ABOUT THIS TASK -
Reproduce every line in the listing that contains the word "kroppsdelar".

THE RECORDS -
━━━━━━━━━━━━━━━━
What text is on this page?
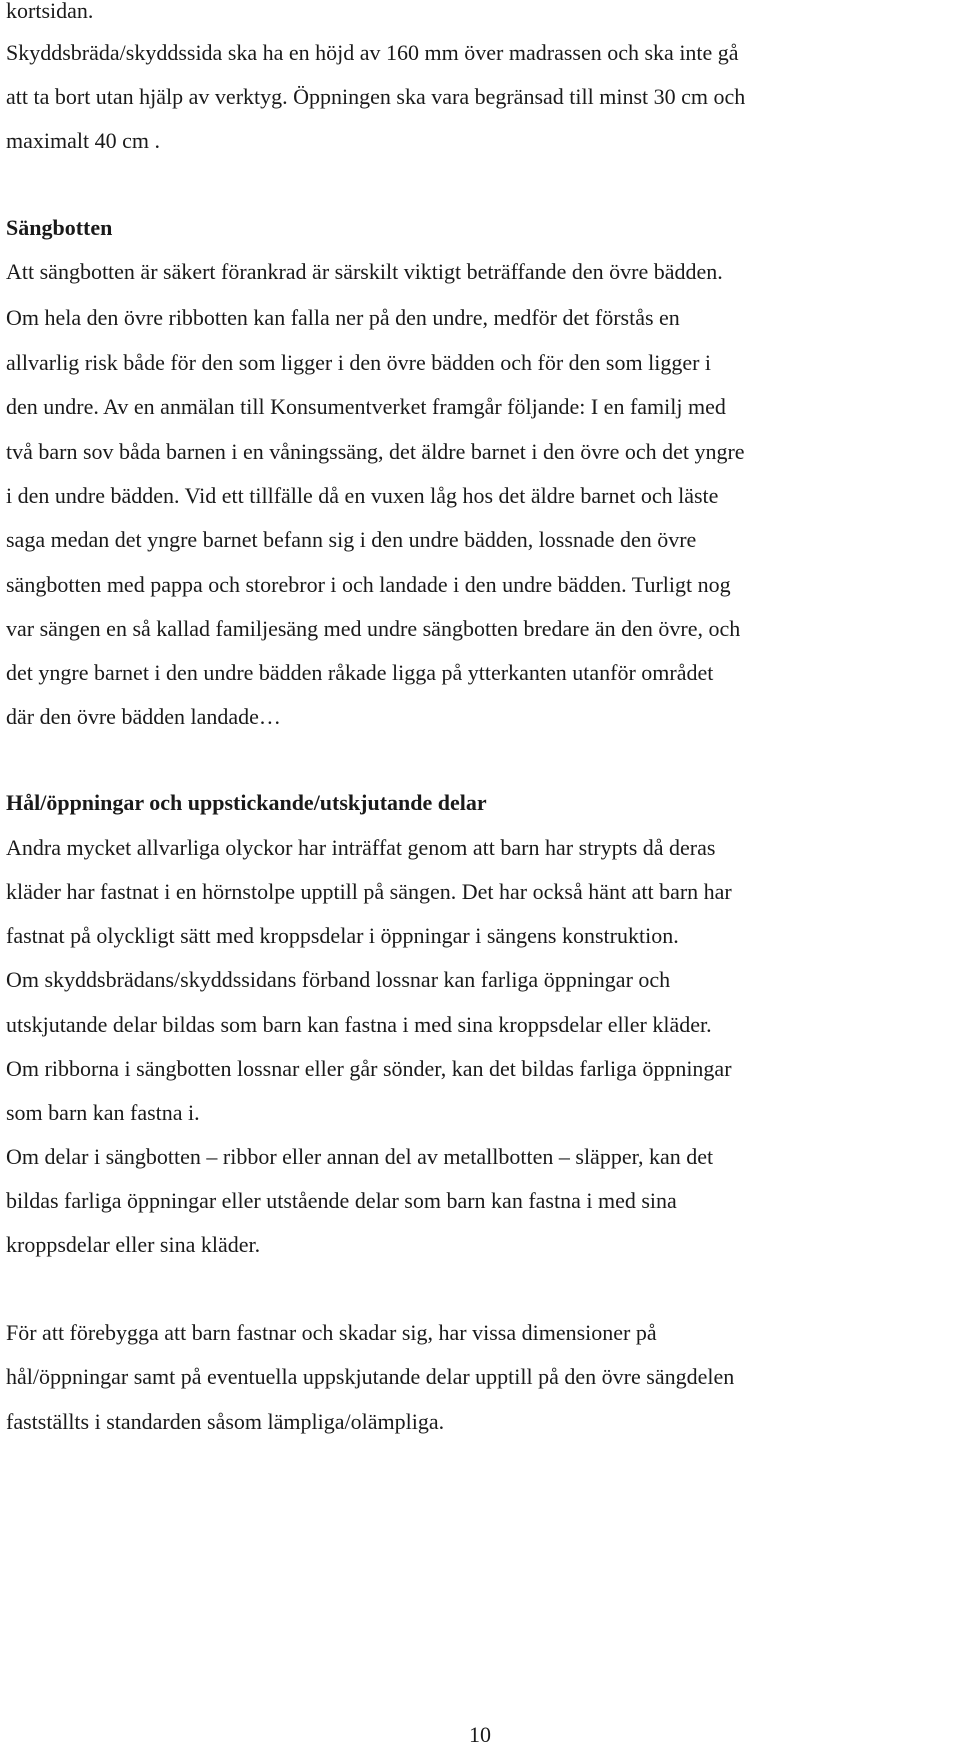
kortsidan.
Skyddsbräda/skyddssida ska ha en höjd av 160 mm över madrassen och ska inte gå
att ta bort utan hjälp av verktyg. Öppningen ska vara begränsad till minst 30 cm och
maximalt 40 cm .
Sängbotten
Att sängbotten är säkert förankrad är särskilt viktigt beträffande den övre bädden.
Om hela den övre ribbotten kan falla ner på den undre, medför det förstås en
allvarlig risk både för den som ligger i den övre bädden och för den som ligger i
den undre. Av en anmälan till Konsumentverket framgår följande: I en familj med
två barn sov båda barnen i en våningssäng, det äldre barnet i den övre och det yngre
i den undre bädden. Vid ett tillfälle då en vuxen låg hos det äldre barnet och läste
saga medan det yngre barnet befann sig i den undre bädden, lossnade den övre
sängbotten med pappa och storebror i och landade i den undre bädden. Turligt nog
var sängen en så kallad familjesäng med undre sängbotten bredare än den övre, och
det yngre barnet i den undre bädden råkade ligga på ytterkanten utanför området
där den övre bädden landade…
Hål/öppningar och uppstickande/utskjutande delar
Andra mycket allvarliga olyckor har inträffat genom att barn har strypts då deras
kläder har fastnat i en hörnstolpe upptill på sängen. Det har också hänt att barn har
fastnat på olyckligt sätt med kroppsdelar i öppningar i sängens konstruktion.
Om skyddsbrädans/skyddssidans förband lossnar kan farliga öppningar och
utskjutande delar bildas som barn kan fastna i med sina kroppsdelar eller kläder.
Om ribborna i sängbotten lossnar eller går sönder, kan det bildas farliga öppningar
som barn kan fastna i.
Om delar i sängbotten – ribbor eller annan del av metallbotten – släpper, kan det
bildas farliga öppningar eller utstående delar som barn kan fastna i med sina
kroppsdelar eller sina kläder.
För att förebygga att barn fastnar och skadar sig, har vissa dimensioner på
hål/öppningar samt på eventuella uppskjutande delar upptill på den övre sängdelen
fastställts i standarden såsom lämpliga/olämpliga.
10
━━━━━━━━━━━━━━━━
EXPECTED ANSWER -
fastnat på olyckligt sätt med kroppsdelar i öppningar i sängens konstruktion.
utskjutande delar bildas som barn kan fastna i med sina kroppsdelar eller kläder.
kroppsdelar eller sina kläder.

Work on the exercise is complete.